::: Data extract :::
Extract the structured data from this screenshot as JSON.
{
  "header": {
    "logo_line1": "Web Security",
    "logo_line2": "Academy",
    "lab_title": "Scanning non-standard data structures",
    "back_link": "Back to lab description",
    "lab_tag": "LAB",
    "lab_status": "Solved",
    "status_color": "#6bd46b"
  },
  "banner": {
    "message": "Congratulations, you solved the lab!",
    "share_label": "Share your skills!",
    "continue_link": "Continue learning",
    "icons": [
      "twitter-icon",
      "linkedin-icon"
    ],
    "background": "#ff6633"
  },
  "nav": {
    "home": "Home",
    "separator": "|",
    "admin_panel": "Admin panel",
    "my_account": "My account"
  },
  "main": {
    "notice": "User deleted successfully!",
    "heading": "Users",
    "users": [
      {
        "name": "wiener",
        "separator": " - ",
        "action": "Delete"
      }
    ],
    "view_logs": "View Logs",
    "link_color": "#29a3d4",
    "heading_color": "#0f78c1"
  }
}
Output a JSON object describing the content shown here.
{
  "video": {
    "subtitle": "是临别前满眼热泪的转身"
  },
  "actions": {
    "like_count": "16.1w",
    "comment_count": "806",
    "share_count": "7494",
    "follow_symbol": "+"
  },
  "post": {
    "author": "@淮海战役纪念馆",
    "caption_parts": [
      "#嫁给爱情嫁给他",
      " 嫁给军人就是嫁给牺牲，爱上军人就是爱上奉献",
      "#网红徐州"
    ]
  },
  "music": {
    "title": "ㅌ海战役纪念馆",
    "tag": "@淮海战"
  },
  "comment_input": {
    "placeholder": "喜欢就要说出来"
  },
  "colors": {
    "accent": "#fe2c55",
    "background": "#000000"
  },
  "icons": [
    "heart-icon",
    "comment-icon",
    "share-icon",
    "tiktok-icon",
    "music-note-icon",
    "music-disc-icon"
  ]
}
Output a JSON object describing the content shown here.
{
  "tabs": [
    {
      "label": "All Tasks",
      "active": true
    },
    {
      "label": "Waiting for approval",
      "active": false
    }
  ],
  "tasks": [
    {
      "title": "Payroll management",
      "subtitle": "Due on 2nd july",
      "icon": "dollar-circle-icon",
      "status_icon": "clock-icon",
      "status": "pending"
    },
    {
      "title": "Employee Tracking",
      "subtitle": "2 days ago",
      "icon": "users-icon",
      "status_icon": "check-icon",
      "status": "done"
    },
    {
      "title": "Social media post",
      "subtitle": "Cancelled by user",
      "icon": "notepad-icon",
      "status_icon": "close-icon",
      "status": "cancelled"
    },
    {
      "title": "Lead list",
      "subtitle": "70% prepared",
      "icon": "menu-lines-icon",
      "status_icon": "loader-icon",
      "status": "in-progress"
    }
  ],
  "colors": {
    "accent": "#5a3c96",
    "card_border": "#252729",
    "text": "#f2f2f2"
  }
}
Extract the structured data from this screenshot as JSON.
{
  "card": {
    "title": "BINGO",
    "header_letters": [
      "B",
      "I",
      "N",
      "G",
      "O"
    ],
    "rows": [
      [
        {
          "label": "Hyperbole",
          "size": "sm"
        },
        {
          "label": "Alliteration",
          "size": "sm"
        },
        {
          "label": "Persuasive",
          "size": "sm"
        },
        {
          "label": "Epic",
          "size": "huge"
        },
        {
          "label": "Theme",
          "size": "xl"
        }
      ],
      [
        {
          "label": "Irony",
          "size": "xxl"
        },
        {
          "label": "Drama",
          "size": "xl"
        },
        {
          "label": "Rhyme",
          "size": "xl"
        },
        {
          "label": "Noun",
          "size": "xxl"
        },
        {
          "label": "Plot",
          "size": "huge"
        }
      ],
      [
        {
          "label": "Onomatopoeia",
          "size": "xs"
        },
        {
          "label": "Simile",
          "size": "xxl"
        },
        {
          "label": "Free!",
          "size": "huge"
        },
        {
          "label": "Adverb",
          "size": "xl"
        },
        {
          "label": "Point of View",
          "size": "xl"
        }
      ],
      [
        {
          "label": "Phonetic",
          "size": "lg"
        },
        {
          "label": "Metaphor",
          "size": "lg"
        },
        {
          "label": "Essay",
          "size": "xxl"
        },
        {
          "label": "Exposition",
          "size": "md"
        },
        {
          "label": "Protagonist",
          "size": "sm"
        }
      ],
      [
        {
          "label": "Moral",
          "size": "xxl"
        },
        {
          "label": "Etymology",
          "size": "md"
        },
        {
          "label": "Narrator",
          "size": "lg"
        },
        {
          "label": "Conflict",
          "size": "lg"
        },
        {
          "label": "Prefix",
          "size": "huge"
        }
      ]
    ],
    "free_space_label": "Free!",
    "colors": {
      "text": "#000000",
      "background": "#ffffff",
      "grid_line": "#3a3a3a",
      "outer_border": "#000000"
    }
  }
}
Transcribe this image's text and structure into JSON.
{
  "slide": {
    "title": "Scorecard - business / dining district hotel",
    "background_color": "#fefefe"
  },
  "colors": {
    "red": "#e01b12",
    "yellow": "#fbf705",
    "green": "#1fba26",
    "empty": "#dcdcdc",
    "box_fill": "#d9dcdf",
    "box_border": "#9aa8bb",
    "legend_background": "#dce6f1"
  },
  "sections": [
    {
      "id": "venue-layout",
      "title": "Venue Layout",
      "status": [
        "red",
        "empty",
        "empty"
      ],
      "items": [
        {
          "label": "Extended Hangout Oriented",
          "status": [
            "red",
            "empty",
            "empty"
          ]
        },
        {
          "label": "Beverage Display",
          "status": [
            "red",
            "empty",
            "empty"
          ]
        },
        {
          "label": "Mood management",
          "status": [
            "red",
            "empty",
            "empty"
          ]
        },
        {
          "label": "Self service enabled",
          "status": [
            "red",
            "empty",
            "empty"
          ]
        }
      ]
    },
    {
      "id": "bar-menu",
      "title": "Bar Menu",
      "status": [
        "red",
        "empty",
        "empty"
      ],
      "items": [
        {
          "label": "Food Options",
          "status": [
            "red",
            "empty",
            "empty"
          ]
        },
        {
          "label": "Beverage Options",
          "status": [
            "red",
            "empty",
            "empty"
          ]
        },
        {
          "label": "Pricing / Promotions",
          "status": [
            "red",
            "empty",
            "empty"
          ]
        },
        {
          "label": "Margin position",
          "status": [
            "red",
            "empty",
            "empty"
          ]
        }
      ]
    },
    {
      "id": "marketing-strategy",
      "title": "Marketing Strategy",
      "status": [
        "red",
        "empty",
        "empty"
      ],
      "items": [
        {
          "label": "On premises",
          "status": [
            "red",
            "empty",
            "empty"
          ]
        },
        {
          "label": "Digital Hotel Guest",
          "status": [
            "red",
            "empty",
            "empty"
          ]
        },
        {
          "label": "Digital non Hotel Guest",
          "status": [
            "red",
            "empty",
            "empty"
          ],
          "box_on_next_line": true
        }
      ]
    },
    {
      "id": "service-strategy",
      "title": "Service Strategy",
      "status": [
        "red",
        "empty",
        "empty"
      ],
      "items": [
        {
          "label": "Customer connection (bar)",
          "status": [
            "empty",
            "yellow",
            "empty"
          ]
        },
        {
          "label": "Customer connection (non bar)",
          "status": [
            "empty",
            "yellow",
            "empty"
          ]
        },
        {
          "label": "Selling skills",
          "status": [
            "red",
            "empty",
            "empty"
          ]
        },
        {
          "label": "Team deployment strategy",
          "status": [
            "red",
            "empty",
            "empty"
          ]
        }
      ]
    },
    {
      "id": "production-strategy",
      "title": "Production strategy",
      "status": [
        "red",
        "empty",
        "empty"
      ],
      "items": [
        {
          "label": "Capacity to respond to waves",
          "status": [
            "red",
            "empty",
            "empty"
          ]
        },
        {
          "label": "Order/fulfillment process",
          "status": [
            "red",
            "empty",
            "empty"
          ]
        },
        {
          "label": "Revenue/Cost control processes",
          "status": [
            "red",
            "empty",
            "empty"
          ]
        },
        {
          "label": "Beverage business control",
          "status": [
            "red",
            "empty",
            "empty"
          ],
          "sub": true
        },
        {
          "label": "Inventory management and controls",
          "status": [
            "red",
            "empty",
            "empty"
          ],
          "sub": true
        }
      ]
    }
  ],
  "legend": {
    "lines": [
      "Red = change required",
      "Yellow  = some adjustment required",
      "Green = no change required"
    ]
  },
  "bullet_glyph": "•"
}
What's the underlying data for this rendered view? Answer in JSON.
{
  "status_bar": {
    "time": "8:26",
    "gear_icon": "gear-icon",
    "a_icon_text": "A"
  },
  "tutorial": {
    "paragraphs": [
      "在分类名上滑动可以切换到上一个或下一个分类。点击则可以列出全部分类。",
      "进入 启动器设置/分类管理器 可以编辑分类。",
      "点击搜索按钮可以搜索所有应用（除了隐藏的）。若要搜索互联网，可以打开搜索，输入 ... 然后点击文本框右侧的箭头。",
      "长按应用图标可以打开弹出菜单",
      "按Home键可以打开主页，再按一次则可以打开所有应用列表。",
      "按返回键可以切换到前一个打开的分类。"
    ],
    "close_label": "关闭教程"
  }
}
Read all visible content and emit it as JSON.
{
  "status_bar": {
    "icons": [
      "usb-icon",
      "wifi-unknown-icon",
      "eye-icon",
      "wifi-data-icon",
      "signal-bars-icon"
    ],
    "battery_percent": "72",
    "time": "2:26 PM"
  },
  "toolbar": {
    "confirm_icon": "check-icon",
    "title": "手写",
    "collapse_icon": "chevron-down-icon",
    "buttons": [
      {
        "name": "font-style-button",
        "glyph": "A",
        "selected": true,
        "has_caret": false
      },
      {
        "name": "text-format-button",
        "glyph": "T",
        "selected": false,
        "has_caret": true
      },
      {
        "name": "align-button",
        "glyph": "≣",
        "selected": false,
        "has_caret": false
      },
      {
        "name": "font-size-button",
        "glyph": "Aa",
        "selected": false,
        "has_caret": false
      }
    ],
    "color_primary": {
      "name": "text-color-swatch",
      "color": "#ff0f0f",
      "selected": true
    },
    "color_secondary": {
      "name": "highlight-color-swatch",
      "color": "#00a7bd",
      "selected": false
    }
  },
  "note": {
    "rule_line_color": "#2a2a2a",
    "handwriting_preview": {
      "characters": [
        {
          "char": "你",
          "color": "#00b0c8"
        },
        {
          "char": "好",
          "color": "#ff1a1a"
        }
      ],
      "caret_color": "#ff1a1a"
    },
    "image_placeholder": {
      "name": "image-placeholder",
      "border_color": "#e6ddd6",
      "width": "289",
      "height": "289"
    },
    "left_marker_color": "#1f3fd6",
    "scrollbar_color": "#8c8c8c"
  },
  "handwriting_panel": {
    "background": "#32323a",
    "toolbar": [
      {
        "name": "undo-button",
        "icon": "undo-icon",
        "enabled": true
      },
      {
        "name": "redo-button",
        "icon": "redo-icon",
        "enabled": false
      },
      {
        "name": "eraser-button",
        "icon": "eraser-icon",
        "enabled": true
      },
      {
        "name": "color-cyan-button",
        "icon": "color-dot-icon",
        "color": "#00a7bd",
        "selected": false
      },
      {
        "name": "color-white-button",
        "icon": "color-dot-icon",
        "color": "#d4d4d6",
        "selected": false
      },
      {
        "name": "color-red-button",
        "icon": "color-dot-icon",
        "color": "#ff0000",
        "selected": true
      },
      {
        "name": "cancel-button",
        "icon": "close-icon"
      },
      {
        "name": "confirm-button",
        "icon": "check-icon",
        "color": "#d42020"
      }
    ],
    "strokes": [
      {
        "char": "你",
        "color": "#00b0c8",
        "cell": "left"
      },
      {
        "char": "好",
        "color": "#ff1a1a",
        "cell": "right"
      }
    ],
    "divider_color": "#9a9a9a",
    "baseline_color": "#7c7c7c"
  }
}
:::
- **Written task**
Report the number of lines in the entries above that include the string "font". Give nothing but the number.

- **The response**
2